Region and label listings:
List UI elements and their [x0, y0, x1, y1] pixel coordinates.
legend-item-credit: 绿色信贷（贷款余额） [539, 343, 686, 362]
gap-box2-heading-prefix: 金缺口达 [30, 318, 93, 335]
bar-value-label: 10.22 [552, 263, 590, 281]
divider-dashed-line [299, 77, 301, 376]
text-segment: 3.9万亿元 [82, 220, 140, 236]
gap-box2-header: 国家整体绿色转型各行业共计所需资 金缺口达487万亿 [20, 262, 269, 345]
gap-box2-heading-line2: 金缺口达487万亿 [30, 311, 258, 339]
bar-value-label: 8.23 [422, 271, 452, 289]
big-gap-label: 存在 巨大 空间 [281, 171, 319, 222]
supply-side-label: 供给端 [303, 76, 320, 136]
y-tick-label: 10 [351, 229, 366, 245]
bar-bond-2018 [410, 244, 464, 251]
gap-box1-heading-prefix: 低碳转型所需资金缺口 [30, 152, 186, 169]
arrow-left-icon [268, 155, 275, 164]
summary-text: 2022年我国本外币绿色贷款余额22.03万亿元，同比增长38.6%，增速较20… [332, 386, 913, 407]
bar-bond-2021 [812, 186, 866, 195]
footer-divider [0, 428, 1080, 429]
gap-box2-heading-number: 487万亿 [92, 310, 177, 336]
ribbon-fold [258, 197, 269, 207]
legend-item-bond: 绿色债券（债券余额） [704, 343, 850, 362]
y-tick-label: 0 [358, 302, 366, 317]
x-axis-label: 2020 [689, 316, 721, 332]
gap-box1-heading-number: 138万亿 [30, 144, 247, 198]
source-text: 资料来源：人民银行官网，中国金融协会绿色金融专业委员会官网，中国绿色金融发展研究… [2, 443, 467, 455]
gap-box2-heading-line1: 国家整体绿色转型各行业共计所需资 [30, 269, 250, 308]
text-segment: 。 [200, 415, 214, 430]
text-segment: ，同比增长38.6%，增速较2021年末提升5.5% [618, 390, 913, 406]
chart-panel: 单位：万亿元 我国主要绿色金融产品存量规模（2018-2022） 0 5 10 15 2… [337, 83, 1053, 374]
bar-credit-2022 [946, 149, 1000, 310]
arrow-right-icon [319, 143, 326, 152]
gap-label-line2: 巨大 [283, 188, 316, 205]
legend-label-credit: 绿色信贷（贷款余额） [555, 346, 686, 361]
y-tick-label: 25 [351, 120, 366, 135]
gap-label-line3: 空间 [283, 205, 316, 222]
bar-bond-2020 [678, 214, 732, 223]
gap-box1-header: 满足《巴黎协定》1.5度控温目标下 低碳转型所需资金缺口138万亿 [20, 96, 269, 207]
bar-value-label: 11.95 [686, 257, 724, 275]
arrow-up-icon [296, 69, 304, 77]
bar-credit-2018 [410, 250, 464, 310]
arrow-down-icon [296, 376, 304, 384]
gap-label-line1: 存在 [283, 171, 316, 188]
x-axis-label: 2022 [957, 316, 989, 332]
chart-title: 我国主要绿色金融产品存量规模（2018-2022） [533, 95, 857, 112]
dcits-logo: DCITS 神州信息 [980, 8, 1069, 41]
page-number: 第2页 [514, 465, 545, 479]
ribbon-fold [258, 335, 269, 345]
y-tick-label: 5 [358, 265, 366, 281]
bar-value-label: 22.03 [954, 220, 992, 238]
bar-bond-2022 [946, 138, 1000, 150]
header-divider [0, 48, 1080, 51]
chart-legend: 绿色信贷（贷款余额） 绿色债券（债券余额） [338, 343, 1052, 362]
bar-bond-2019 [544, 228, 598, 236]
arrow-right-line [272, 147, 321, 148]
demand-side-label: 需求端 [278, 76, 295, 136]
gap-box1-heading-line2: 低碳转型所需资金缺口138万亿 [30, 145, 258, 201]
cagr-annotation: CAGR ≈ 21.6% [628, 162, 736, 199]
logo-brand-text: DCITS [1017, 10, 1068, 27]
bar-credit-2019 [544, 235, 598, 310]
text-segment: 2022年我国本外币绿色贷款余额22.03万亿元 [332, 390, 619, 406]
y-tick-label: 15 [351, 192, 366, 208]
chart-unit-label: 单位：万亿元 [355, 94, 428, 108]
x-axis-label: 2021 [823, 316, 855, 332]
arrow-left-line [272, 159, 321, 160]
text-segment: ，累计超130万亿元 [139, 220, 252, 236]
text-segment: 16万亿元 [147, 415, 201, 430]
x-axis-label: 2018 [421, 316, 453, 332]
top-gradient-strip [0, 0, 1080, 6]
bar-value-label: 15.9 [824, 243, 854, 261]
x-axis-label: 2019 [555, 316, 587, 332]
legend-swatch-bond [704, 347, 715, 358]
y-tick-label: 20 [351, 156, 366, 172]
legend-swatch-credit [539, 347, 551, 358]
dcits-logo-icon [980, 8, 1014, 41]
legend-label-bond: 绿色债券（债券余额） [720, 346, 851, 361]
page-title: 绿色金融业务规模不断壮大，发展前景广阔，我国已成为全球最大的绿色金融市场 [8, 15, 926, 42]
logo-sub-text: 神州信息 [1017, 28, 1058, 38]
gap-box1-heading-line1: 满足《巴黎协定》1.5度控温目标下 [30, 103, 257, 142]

» **Exercise objective**
Please rewrite the material above with every instance of "bar-value-label" renamed to "bar-value-text", keeping everything else the same.

» **Answer to this exercise**
List UI elements and their [x0, y0, x1, y1] pixel coordinates.
legend-item-credit: 绿色信贷（贷款余额） [539, 343, 686, 362]
gap-box2-heading-prefix: 金缺口达 [30, 318, 93, 335]
bar-value-text: 10.22 [552, 263, 590, 281]
divider-dashed-line [299, 77, 301, 376]
text-segment: 3.9万亿元 [82, 220, 140, 236]
gap-box2-header: 国家整体绿色转型各行业共计所需资 金缺口达487万亿 [20, 262, 269, 345]
gap-box2-heading-line2: 金缺口达487万亿 [30, 311, 258, 339]
bar-value-text: 8.23 [422, 271, 452, 289]
big-gap-label: 存在 巨大 空间 [281, 171, 319, 222]
supply-side-label: 供给端 [303, 76, 320, 136]
y-tick-label: 10 [351, 229, 366, 245]
bar-bond-2018 [410, 244, 464, 251]
gap-box1-heading-prefix: 低碳转型所需资金缺口 [30, 152, 186, 169]
arrow-left-icon [268, 155, 275, 164]
summary-text: 2022年我国本外币绿色贷款余额22.03万亿元，同比增长38.6%，增速较20… [332, 386, 913, 407]
bar-bond-2021 [812, 186, 866, 195]
footer-divider [0, 428, 1080, 429]
gap-box2-heading-number: 487万亿 [92, 310, 177, 336]
ribbon-fold [258, 197, 269, 207]
legend-item-bond: 绿色债券（债券余额） [704, 343, 850, 362]
y-tick-label: 0 [358, 302, 366, 317]
x-axis-label: 2020 [689, 316, 721, 332]
gap-box1-heading-number: 138万亿 [30, 144, 247, 198]
source-text: 资料来源：人民银行官网，中国金融协会绿色金融专业委员会官网，中国绿色金融发展研究… [2, 443, 467, 455]
gap-box2-heading-line1: 国家整体绿色转型各行业共计所需资 [30, 269, 250, 308]
text-segment: 。 [200, 415, 214, 430]
text-segment: ，同比增长38.6%，增速较2021年末提升5.5% [618, 390, 913, 406]
chart-panel: 单位：万亿元 我国主要绿色金融产品存量规模（2018-2022） 0 5 10 15 2… [337, 83, 1053, 374]
bar-credit-2022 [946, 149, 1000, 310]
arrow-right-icon [319, 143, 326, 152]
gap-label-line2: 巨大 [283, 188, 316, 205]
legend-label-credit: 绿色信贷（贷款余额） [555, 346, 686, 361]
y-tick-label: 25 [351, 120, 366, 135]
gap-label-line3: 空间 [283, 205, 316, 222]
bar-bond-2020 [678, 214, 732, 223]
gap-box1-header: 满足《巴黎协定》1.5度控温目标下 低碳转型所需资金缺口138万亿 [20, 96, 269, 207]
bar-value-text: 11.95 [686, 257, 724, 275]
arrow-up-icon [296, 69, 304, 77]
bar-credit-2018 [410, 250, 464, 310]
arrow-down-icon [296, 376, 304, 384]
gap-label-line1: 存在 [283, 171, 316, 188]
x-axis-label: 2022 [957, 316, 989, 332]
chart-title: 我国主要绿色金融产品存量规模（2018-2022） [533, 95, 857, 112]
dcits-logo: DCITS 神州信息 [980, 8, 1069, 41]
page-number: 第2页 [514, 465, 545, 479]
ribbon-fold [258, 335, 269, 345]
y-tick-label: 5 [358, 265, 366, 281]
bar-value-text: 22.03 [954, 220, 992, 238]
bar-bond-2022 [946, 138, 1000, 150]
header-divider [0, 48, 1080, 51]
chart-legend: 绿色信贷（贷款余额） 绿色债券（债券余额） [338, 343, 1052, 362]
bar-bond-2019 [544, 228, 598, 236]
arrow-right-line [272, 147, 321, 148]
demand-side-label: 需求端 [278, 76, 295, 136]
gap-box1-heading-line2: 低碳转型所需资金缺口138万亿 [30, 145, 258, 201]
cagr-annotation: CAGR ≈ 21.6% [628, 162, 736, 199]
logo-brand-text: DCITS [1017, 10, 1068, 27]
bar-credit-2019 [544, 235, 598, 310]
text-segment: 2022年我国本外币绿色贷款余额22.03万亿元 [332, 390, 619, 406]
y-tick-label: 15 [351, 192, 366, 208]
chart-unit-label: 单位：万亿元 [355, 94, 428, 108]
x-axis-label: 2021 [823, 316, 855, 332]
arrow-left-line [272, 159, 321, 160]
text-segment: ，累计超130万亿元 [139, 220, 252, 236]
text-segment: 16万亿元 [147, 415, 201, 430]
x-axis-label: 2018 [421, 316, 453, 332]
top-gradient-strip [0, 0, 1080, 6]
bar-value-text: 15.9 [824, 243, 854, 261]
x-axis-label: 2019 [555, 316, 587, 332]
legend-swatch-bond [704, 347, 715, 358]
y-tick-label: 20 [351, 156, 366, 172]
legend-swatch-credit [539, 347, 551, 358]
dcits-logo-icon [980, 8, 1014, 41]
legend-label-bond: 绿色债券（债券余额） [720, 346, 851, 361]
page-title: 绿色金融业务规模不断壮大，发展前景广阔，我国已成为全球最大的绿色金融市场 [8, 15, 926, 42]
logo-sub-text: 神州信息 [1017, 28, 1058, 38]
gap-box1-heading-line1: 满足《巴黎协定》1.5度控温目标下 [30, 103, 257, 142]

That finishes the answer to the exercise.